• _What the exercise asks_:
Produce the listing below again, exactly as shown.

• _Materials provided_:
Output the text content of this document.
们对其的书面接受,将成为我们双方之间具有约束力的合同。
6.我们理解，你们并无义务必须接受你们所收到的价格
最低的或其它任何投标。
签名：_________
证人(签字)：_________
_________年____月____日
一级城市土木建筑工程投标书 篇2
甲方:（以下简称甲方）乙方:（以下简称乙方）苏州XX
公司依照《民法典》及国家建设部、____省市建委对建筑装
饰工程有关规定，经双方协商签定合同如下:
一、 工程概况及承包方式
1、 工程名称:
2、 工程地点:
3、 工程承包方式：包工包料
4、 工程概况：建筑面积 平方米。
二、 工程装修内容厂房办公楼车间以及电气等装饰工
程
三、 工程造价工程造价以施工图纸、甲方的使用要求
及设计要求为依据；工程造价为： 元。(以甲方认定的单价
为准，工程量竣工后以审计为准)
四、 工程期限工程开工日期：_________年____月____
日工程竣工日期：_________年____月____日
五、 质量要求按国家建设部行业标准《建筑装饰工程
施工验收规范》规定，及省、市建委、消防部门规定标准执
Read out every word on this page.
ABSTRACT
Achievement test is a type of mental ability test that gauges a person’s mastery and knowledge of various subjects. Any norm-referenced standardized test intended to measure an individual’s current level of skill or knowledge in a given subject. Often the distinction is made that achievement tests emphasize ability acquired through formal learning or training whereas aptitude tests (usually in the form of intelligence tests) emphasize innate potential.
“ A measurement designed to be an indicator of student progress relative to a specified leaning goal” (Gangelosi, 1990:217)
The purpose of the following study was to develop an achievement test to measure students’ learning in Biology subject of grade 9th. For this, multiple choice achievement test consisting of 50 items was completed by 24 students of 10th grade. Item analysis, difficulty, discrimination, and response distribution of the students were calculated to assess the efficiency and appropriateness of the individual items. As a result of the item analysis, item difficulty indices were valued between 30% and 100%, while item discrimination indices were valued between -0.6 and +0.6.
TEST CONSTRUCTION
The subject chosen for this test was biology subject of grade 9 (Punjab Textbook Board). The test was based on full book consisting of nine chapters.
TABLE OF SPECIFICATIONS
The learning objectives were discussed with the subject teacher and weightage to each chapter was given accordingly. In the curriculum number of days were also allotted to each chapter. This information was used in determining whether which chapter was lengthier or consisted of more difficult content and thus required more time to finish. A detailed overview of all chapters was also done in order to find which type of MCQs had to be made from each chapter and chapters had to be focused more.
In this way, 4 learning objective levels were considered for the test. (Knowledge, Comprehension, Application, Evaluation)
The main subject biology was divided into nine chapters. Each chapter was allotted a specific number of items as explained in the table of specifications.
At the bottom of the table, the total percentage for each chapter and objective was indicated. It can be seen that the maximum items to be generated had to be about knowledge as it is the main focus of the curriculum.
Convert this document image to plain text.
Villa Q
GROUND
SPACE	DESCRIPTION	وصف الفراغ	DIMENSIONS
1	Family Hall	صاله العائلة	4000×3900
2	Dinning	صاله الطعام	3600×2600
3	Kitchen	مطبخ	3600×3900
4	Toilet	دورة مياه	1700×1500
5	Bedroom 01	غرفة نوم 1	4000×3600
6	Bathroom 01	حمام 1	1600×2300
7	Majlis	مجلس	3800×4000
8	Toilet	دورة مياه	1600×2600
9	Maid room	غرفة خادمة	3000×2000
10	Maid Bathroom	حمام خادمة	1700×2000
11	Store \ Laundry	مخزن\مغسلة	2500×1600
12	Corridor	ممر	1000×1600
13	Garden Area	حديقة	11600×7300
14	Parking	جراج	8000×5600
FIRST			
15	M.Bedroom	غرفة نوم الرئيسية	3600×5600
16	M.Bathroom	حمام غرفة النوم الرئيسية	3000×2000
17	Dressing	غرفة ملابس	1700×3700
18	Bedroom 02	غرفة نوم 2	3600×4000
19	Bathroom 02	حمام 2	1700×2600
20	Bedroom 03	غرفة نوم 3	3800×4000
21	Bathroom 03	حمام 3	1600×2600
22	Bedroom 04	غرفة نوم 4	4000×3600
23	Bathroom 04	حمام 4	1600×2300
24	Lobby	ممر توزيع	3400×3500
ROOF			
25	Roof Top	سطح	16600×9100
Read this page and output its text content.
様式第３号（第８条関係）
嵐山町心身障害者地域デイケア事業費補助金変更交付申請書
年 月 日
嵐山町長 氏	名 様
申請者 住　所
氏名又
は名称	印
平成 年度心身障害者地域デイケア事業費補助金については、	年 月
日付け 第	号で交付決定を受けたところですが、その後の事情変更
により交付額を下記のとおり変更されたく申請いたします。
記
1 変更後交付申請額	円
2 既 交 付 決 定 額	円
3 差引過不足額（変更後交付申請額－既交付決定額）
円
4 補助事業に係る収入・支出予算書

• _Full solution_:
Output the text content of this document.
们对其的书面接受,将成为我们双方之间具有约束力的合同。
6.我们理解，你们并无义务必须接受你们所收到的价格
最低的或其它任何投标。
签名：_________
证人(签字)：_________
_________年____月____日
一级城市土木建筑工程投标书 篇2
甲方:（以下简称甲方）乙方:（以下简称乙方）苏州XX
公司依照《民法典》及国家建设部、____省市建委对建筑装
饰工程有关规定，经双方协商签定合同如下:
一、 工程概况及承包方式
1、 工程名称:
2、 工程地点:
3、 工程承包方式：包工包料
4、 工程概况：建筑面积 平方米。
二、 工程装修内容厂房办公楼车间以及电气等装饰工
程
三、 工程造价工程造价以施工图纸、甲方的使用要求
及设计要求为依据；工程造价为： 元。(以甲方认定的单价
为准，工程量竣工后以审计为准)
四、 工程期限工程开工日期：_________年____月____
日工程竣工日期：_________年____月____日
五、 质量要求按国家建设部行业标准《建筑装饰工程
施工验收规范》规定，及省、市建委、消防部门规定标准执
Read out every word on this page.
ABSTRACT
Achievement test is a type of mental ability test that gauges a person’s mastery and knowledge of various subjects. Any norm-referenced standardized test intended to measure an individual’s current level of skill or knowledge in a given subject. Often the distinction is made that achievement tests emphasize ability acquired through formal learning or training whereas aptitude tests (usually in the form of intelligence tests) emphasize innate potential.
“ A measurement designed to be an indicator of student progress relative to a specified leaning goal” (Gangelosi, 1990:217)
The purpose of the following study was to develop an achievement test to measure students’ learning in Biology subject of grade 9th. For this, multiple choice achievement test consisting of 50 items was completed by 24 students of 10th grade. Item analysis, difficulty, discrimination, and response distribution of the students were calculated to assess the efficiency and appropriateness of the individual items. As a result of the item analysis, item difficulty indices were valued between 30% and 100%, while item discrimination indices were valued between -0.6 and +0.6.
TEST CONSTRUCTION
The subject chosen for this test was biology subject of grade 9 (Punjab Textbook Board). The test was based on full book consisting of nine chapters.
TABLE OF SPECIFICATIONS
The learning objectives were discussed with the subject teacher and weightage to each chapter was given accordingly. In the curriculum number of days were also allotted to each chapter. This information was used in determining whether which chapter was lengthier or consisted of more difficult content and thus required more time to finish. A detailed overview of all chapters was also done in order to find which type of MCQs had to be made from each chapter and chapters had to be focused more.
In this way, 4 learning objective levels were considered for the test. (Knowledge, Comprehension, Application, Evaluation)
The main subject biology was divided into nine chapters. Each chapter was allotted a specific number of items as explained in the table of specifications.
At the bottom of the table, the total percentage for each chapter and objective was indicated. It can be seen that the maximum items to be generated had to be about knowledge as it is the main focus of the curriculum.
Convert this document image to plain text.
Villa Q
GROUND
SPACE	DESCRIPTION	وصف الفراغ	DIMENSIONS
1	Family Hall	صاله العائلة	4000×3900
2	Dinning	صاله الطعام	3600×2600
3	Kitchen	مطبخ	3600×3900
4	Toilet	دورة مياه	1700×1500
5	Bedroom 01	غرفة نوم 1	4000×3600
6	Bathroom 01	حمام 1	1600×2300
7	Majlis	مجلس	3800×4000
8	Toilet	دورة مياه	1600×2600
9	Maid room	غرفة خادمة	3000×2000
10	Maid Bathroom	حمام خادمة	1700×2000
11	Store \ Laundry	مخزن\مغسلة	2500×1600
12	Corridor	ممر	1000×1600
13	Garden Area	حديقة	11600×7300
14	Parking	جراج	8000×5600
FIRST			
15	M.Bedroom	غرفة نوم الرئيسية	3600×5600
16	M.Bathroom	حمام غرفة النوم الرئيسية	3000×2000
17	Dressing	غرفة ملابس	1700×3700
18	Bedroom 02	غرفة نوم 2	3600×4000
19	Bathroom 02	حمام 2	1700×2600
20	Bedroom 03	غرفة نوم 3	3800×4000
21	Bathroom 03	حمام 3	1600×2600
22	Bedroom 04	غرفة نوم 4	4000×3600
23	Bathroom 04	حمام 4	1600×2300
24	Lobby	ممر توزيع	3400×3500
ROOF			
25	Roof Top	سطح	16600×9100
Read this page and output its text content.
様式第３号（第８条関係）
嵐山町心身障害者地域デイケア事業費補助金変更交付申請書
年 月 日
嵐山町長 氏	名 様
申請者 住　所
氏名又
は名称	印
平成 年度心身障害者地域デイケア事業費補助金については、	年 月
日付け 第	号で交付決定を受けたところですが、その後の事情変更
により交付額を下記のとおり変更されたく申請いたします。
記
1 変更後交付申請額	円
2 既 交 付 決 定 額	円
3 差引過不足額（変更後交付申請額－既交付決定額）
円
4 補助事業に係る収入・支出予算書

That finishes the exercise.